Given passage -
= = = = =
By Jacob Stockinger
Will all the schedule tinkering by Wisconsin Public Radio ever stop or slow down? And what does it all mean? Could WPR’s New and Classical Network (WERN 88.7 FM is the Madison area) be moving bit by bit from classical music to news, talk and popular music and more towards the programming on the AM Ideas Network?
Well, one can hope not, but I fear so. The future will tell and I hope I am wrong. But it sure seems like a good time to raise the question — especially given the remarks at bottom of this posting by WPR’s new director Mike Crane about how easy it is to find alternative sources to radio for listening to music.
True, Wisconsin Public Radio already boasts more hours of classical music programming than many, maybe even most, public radio stations around the U.S. And we who live in the area and state are deeply grateful for that.
But could it be that after a very successful year of fundraising, which now WPR even trumpets often in ads, that WPR is adopting the salami tactic of gradually reducing its music programming by cutting away thin slices of classical music in order to expand news, talk shows (like the call-in Joy Cardin Show, below) and more popular forms of music?
It sure seems like a solid possibility, given some of the new schedule changes that start Monday and that put one hour LESS of classical music per weekday on the air.
And that comes in the wake of other recent schedules changes that cut back on early morning classical music on the weekends in order to add in “Whad’Ya Know Radio Hour” with Madison celebrity Michael Feldman (below) and “To the Best of Our Knowledge” – not what I like to wake up to. Give me music!
Is all this happening because of budget cuts? Staff cuts or staffing changes? Reducing on-duty late afternoon and night hours for local hosts and engineers? It would be good to hear some reasons along with certain of the changes, especially the complete repeating, and then some, of “All Things Considered.” (I love ATC, but enough is enough and I fear somebody has been doing too much focus-grouping with the wrong group.)
= = = = =
Items from a data source -
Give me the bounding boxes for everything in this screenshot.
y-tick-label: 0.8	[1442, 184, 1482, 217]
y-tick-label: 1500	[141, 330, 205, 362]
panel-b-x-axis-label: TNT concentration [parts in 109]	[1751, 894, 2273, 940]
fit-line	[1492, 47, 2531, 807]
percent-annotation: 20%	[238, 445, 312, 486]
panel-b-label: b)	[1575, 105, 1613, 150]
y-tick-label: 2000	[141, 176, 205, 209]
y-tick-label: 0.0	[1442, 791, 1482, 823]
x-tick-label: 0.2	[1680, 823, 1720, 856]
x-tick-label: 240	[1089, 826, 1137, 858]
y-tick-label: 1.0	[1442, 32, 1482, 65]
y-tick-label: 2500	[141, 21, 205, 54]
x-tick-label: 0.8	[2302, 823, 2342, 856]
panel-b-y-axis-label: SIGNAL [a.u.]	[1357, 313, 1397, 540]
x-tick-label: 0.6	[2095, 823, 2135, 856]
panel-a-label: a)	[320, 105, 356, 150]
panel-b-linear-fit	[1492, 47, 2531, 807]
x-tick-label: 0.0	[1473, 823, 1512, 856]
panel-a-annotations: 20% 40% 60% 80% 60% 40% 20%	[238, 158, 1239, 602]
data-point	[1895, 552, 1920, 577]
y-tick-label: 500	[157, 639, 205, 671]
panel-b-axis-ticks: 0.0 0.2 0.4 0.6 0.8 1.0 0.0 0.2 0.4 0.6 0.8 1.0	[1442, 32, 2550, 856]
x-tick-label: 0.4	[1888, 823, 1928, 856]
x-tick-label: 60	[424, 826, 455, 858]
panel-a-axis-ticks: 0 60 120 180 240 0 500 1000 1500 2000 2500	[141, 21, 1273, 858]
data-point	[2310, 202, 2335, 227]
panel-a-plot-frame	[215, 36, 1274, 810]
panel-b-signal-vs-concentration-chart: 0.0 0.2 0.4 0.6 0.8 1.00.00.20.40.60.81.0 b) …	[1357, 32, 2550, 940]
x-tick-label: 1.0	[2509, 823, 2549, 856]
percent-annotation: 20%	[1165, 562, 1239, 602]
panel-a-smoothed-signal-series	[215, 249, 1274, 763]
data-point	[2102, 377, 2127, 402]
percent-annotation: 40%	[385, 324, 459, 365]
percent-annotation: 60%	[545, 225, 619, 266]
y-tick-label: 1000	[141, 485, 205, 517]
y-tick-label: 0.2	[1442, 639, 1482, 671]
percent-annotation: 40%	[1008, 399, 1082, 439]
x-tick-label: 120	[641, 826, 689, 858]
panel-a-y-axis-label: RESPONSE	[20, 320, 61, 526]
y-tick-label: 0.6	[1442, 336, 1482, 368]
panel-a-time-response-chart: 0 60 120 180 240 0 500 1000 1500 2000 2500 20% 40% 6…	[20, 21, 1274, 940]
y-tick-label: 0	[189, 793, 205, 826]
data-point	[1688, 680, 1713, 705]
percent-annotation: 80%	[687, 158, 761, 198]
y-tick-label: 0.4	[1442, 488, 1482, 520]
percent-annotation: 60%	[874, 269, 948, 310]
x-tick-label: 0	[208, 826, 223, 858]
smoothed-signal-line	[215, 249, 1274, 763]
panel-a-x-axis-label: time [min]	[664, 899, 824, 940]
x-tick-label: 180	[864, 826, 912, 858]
= = = = =
Task requirements -
From the passage on Wisconsin Public Radio's schedule changes, extract the text starting with "But could it" and going on through "on the air.".

Answer to the problem -
But could it be that after a very successful year of fundraising, which now WPR even trumpets often in ads, that WPR is adopting the salami tactic of gradually reducing its music programming by cutting away thin slices of classical music in order to expand news, talk shows (like the call-in Joy Cardin Show, below) and more popular forms of music?
It sure seems like a solid possibility, given some of the new schedule changes that start Monday and that put one hour LESS of classical music per weekday on the air.